(DATASET)
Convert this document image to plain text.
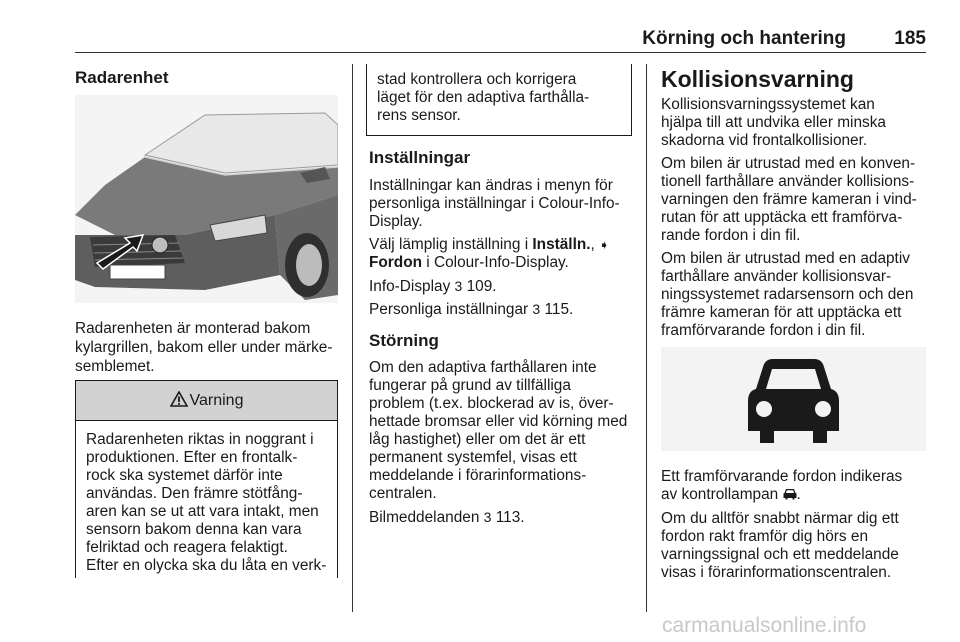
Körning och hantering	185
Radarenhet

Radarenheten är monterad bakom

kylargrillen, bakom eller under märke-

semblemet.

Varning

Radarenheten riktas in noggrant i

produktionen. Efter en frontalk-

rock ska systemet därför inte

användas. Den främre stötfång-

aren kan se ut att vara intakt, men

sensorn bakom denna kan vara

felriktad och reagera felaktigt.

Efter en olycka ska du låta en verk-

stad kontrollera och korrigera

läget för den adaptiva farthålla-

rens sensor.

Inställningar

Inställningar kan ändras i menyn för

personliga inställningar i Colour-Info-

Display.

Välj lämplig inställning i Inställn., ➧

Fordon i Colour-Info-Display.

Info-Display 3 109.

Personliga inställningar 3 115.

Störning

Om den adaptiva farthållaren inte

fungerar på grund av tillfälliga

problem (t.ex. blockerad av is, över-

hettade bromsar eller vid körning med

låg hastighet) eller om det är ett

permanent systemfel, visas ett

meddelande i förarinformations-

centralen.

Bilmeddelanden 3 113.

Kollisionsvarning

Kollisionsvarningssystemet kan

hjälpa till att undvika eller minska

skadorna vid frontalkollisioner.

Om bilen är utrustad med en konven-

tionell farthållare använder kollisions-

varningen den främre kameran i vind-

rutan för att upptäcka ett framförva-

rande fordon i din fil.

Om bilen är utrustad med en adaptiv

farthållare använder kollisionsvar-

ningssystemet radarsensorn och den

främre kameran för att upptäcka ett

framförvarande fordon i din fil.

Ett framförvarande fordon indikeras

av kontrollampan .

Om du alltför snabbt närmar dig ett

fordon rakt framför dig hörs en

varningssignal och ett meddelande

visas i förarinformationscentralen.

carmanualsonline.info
==
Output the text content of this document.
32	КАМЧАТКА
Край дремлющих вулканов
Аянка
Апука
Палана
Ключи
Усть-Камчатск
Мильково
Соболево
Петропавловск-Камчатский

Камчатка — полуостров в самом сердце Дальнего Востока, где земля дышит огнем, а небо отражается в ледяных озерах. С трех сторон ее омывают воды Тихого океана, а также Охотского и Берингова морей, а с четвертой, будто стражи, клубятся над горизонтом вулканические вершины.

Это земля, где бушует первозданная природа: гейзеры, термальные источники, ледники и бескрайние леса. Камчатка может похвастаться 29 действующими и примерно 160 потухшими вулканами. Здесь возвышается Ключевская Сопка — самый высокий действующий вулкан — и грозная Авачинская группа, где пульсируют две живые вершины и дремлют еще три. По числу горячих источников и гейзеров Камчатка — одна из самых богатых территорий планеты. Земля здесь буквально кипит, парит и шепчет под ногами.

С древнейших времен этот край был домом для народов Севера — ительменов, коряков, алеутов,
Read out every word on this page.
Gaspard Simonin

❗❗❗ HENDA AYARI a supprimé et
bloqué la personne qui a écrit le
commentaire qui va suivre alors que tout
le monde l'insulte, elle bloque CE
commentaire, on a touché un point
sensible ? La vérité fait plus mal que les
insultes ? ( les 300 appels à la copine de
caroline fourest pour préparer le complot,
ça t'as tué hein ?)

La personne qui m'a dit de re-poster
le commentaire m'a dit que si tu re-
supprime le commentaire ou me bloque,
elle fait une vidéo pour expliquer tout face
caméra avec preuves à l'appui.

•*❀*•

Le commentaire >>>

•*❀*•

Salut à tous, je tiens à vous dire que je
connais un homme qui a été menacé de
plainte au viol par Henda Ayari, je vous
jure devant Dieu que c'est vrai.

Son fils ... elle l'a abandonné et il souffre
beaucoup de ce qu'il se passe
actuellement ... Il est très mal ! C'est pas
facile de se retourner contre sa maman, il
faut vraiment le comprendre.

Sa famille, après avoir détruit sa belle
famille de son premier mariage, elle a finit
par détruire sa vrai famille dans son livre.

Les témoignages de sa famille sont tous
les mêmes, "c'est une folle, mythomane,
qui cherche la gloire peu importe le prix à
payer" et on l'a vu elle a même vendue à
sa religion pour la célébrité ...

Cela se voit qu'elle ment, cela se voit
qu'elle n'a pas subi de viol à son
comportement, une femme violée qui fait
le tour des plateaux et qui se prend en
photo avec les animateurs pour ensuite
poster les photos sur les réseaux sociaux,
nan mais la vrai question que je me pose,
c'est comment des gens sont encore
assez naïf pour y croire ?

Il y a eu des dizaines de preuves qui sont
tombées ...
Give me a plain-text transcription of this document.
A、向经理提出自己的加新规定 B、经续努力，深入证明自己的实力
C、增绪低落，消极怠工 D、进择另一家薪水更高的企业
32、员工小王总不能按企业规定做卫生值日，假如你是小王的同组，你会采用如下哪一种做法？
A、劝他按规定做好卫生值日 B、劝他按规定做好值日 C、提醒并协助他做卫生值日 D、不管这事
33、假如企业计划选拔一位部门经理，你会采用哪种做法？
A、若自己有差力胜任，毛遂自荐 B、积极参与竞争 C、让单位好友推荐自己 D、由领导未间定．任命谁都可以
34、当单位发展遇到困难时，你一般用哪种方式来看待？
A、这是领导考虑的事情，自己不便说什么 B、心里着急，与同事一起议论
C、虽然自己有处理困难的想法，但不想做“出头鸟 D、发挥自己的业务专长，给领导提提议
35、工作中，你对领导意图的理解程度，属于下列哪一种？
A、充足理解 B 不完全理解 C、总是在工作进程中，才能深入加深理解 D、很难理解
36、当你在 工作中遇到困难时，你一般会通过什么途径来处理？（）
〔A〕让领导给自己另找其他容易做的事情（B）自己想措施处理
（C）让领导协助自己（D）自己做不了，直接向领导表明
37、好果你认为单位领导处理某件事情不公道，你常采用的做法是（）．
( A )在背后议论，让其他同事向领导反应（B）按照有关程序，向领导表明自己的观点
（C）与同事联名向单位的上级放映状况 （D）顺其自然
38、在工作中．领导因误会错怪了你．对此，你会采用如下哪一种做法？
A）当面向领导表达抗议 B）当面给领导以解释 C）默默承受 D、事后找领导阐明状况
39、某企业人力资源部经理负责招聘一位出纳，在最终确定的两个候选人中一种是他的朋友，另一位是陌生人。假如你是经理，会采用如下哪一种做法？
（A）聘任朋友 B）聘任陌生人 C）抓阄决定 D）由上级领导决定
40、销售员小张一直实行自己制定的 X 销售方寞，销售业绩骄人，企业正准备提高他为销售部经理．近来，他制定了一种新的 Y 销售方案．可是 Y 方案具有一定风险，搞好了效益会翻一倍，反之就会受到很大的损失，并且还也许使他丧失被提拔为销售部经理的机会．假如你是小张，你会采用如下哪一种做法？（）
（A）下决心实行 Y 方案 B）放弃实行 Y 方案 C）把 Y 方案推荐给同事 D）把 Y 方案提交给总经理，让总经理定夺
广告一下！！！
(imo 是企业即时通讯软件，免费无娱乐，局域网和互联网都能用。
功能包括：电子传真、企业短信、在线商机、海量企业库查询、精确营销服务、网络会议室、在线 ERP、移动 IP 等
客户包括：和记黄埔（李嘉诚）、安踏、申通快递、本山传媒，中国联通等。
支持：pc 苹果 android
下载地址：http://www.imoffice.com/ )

(WORK TO BE COMPLETED) Using the data above, copy each line that contains "främre".

(OUTPUT FOR THIS EXERCISE)
användas. Den främre stötfång-
varningen den främre kameran i vind-
främre kameran för att upptäcka ett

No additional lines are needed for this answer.